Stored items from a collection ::
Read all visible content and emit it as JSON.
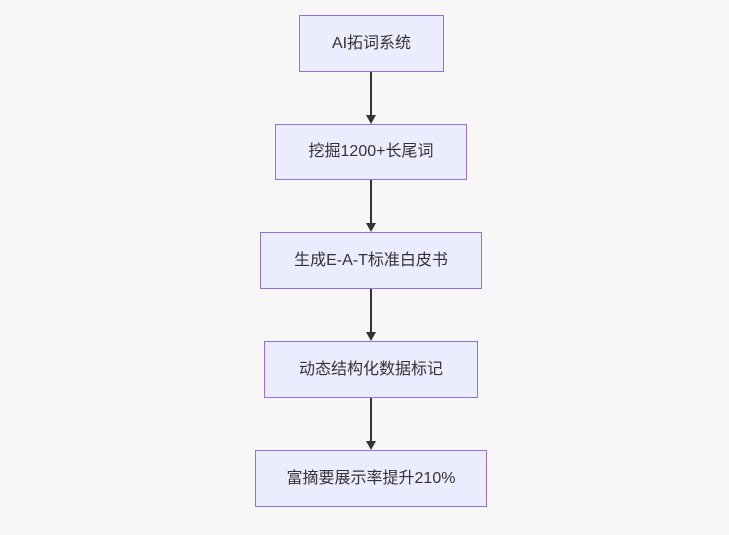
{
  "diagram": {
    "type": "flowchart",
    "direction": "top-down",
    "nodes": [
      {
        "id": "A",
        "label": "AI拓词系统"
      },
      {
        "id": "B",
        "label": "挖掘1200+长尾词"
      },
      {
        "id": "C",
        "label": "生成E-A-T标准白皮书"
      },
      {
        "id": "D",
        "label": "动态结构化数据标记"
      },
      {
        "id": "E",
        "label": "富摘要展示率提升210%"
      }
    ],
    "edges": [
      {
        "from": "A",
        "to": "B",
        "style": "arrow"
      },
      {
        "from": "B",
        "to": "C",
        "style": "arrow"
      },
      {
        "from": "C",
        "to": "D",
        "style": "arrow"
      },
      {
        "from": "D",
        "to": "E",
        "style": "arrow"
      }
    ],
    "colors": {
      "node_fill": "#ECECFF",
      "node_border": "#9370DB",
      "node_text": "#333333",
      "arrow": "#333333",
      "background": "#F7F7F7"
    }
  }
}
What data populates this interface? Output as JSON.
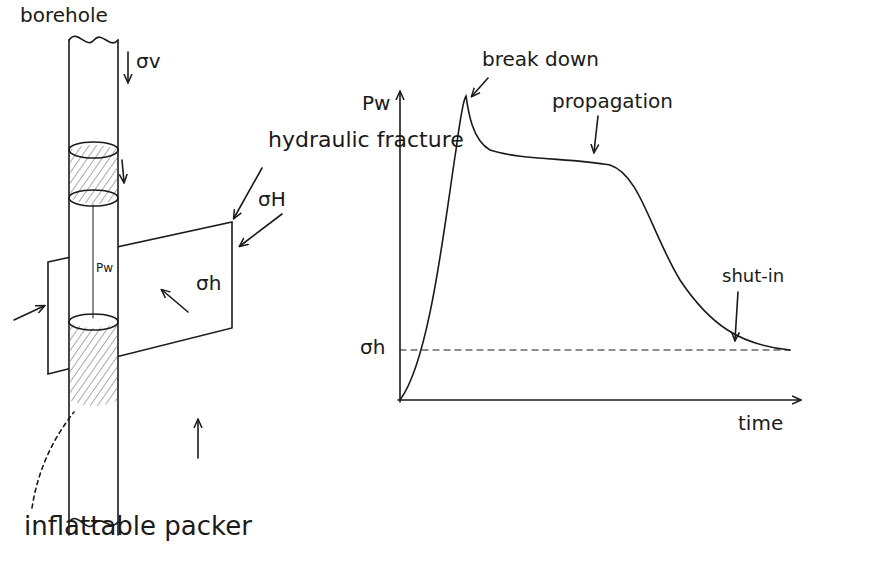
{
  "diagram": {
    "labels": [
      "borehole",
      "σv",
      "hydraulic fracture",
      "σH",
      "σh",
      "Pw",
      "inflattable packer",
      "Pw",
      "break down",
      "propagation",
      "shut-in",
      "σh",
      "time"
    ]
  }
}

What the task requires ::
All entries must be written out again exactly as given, with no pictures in the copy.

Worked solution ::
Read all visible content and emit it as JSON.
{
  "diagram": {
    "type": "flowchart",
    "direction": "top-down",
    "nodes": [
      {
        "id": "A",
        "label": "AI拓词系统"
      },
      {
        "id": "B",
        "label": "挖掘1200+长尾词"
      },
      {
        "id": "C",
        "label": "生成E-A-T标准白皮书"
      },
      {
        "id": "D",
        "label": "动态结构化数据标记"
      },
      {
        "id": "E",
        "label": "富摘要展示率提升210%"
      }
    ],
    "edges": [
      {
        "from": "A",
        "to": "B",
        "style": "arrow"
      },
      {
        "from": "B",
        "to": "C",
        "style": "arrow"
      },
      {
        "from": "C",
        "to": "D",
        "style": "arrow"
      },
      {
        "from": "D",
        "to": "E",
        "style": "arrow"
      }
    ],
    "colors": {
      "node_fill": "#ECECFF",
      "node_border": "#9370DB",
      "node_text": "#333333",
      "arrow": "#333333",
      "background": "#F7F7F7"
    }
  }
}
What data populates this interface? Output as JSON.
{
  "diagram": {
    "labels": [
      "borehole",
      "σv",
      "hydraulic fracture",
      "σH",
      "σh",
      "Pw",
      "inflattable packer",
      "Pw",
      "break down",
      "propagation",
      "shut-in",
      "σh",
      "time"
    ]
  }
}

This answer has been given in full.